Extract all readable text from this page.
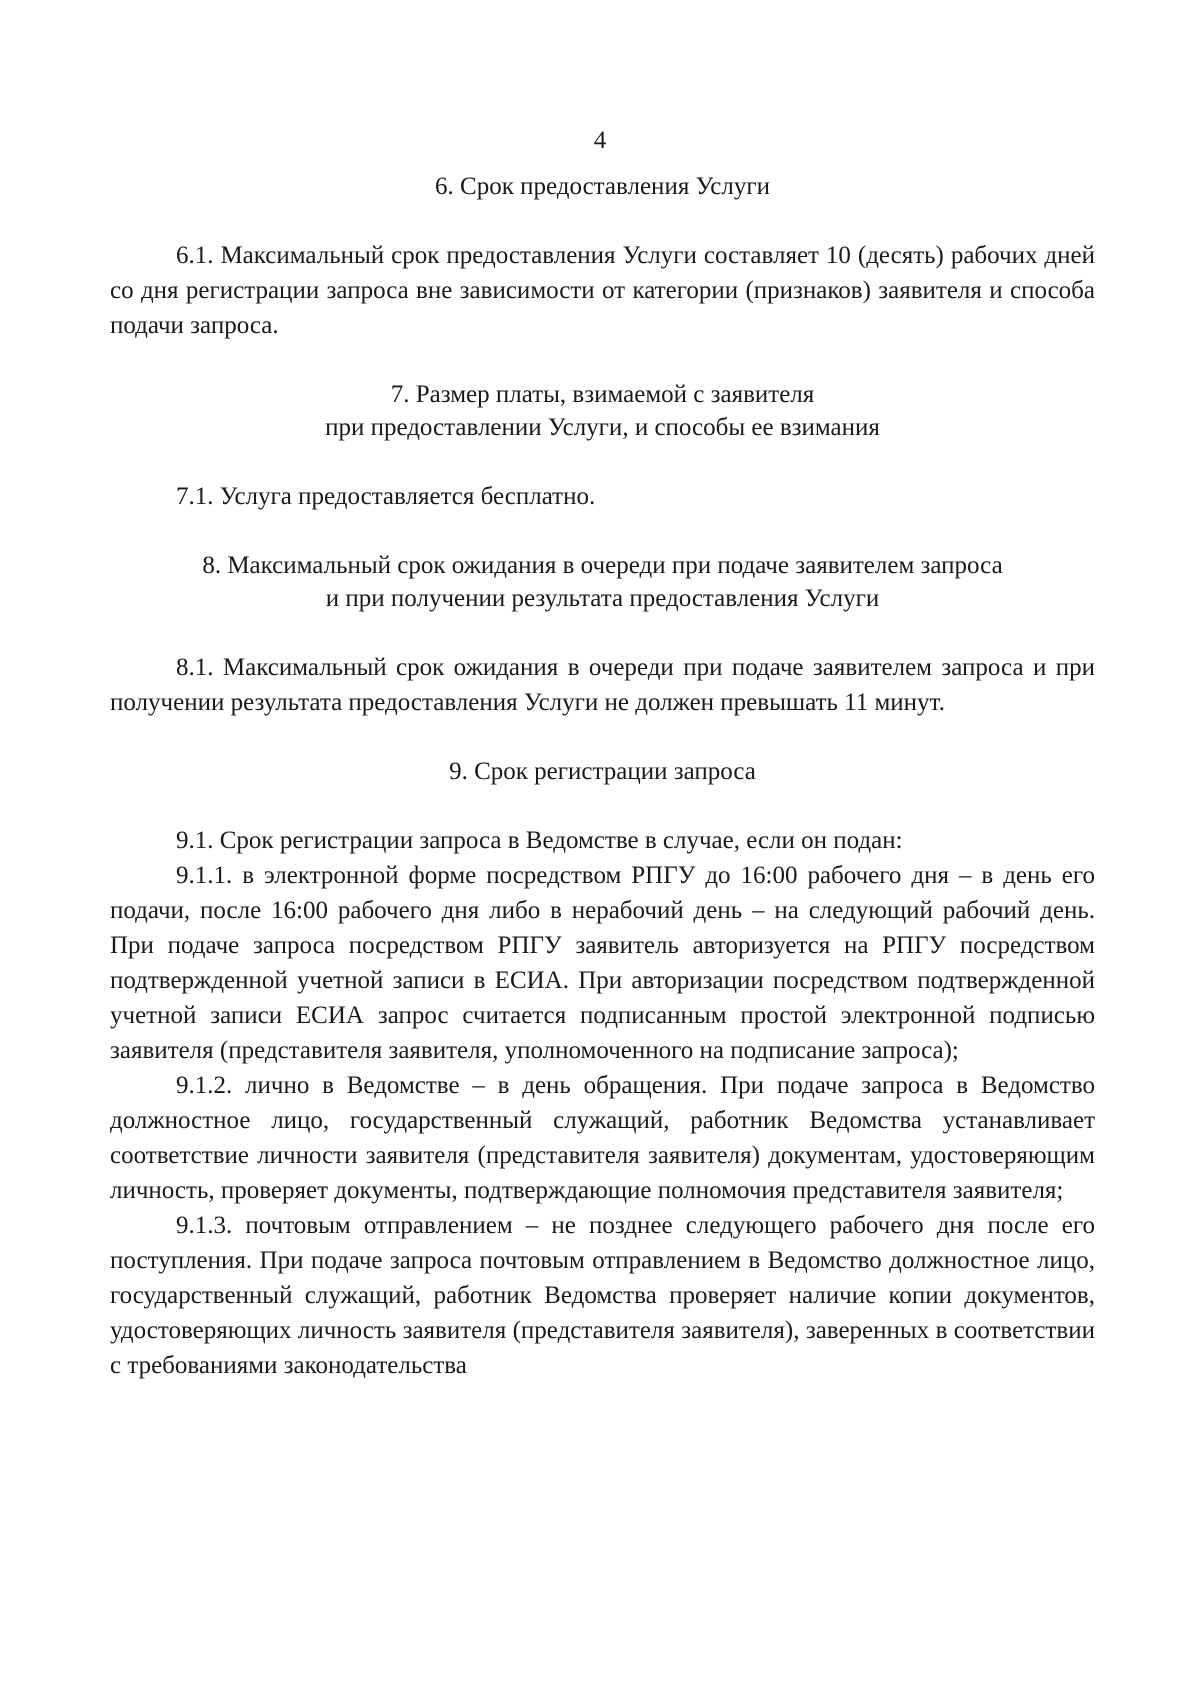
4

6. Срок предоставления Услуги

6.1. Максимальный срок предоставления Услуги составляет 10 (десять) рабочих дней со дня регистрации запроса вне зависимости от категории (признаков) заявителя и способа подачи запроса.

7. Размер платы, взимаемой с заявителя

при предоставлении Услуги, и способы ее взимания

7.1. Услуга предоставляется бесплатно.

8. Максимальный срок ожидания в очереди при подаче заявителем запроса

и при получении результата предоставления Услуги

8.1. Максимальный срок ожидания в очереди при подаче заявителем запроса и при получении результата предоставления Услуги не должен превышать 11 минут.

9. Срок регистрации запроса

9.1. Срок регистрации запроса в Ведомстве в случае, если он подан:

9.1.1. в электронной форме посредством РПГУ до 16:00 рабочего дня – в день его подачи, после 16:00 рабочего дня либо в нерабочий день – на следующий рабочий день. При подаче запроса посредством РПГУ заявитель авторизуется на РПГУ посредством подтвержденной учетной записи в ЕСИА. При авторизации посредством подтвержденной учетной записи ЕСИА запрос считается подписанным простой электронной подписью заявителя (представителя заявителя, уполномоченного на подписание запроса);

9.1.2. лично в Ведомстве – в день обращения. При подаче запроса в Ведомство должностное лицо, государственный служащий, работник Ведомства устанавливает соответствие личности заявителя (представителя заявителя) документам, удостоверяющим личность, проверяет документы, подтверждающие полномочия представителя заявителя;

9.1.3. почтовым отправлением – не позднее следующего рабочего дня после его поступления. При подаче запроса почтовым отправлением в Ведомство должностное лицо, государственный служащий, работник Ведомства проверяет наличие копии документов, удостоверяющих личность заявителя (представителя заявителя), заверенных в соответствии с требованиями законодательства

_Do this:_
Reproduce the material word for word. Any pictures should be left out of the copy.

_Response to this task:_
Extract all readable text from this page.
4

6. Срок предоставления Услуги

6.1. Максимальный срок предоставления Услуги составляет 10 (десять) рабочих дней со дня регистрации запроса вне зависимости от категории (признаков) заявителя и способа подачи запроса.

7. Размер платы, взимаемой с заявителя

при предоставлении Услуги, и способы ее взимания

7.1. Услуга предоставляется бесплатно.

8. Максимальный срок ожидания в очереди при подаче заявителем запроса

и при получении результата предоставления Услуги

8.1. Максимальный срок ожидания в очереди при подаче заявителем запроса и при получении результата предоставления Услуги не должен превышать 11 минут.

9. Срок регистрации запроса

9.1. Срок регистрации запроса в Ведомстве в случае, если он подан:

9.1.1. в электронной форме посредством РПГУ до 16:00 рабочего дня – в день его подачи, после 16:00 рабочего дня либо в нерабочий день – на следующий рабочий день. При подаче запроса посредством РПГУ заявитель авторизуется на РПГУ посредством подтвержденной учетной записи в ЕСИА. При авторизации посредством подтвержденной учетной записи ЕСИА запрос считается подписанным простой электронной подписью заявителя (представителя заявителя, уполномоченного на подписание запроса);

9.1.2. лично в Ведомстве – в день обращения. При подаче запроса в Ведомство должностное лицо, государственный служащий, работник Ведомства устанавливает соответствие личности заявителя (представителя заявителя) документам, удостоверяющим личность, проверяет документы, подтверждающие полномочия представителя заявителя;

9.1.3. почтовым отправлением – не позднее следующего рабочего дня после его поступления. При подаче запроса почтовым отправлением в Ведомство должностное лицо, государственный служащий, работник Ведомства проверяет наличие копии документов, удостоверяющих личность заявителя (представителя заявителя), заверенных в соответствии с требованиями законодательства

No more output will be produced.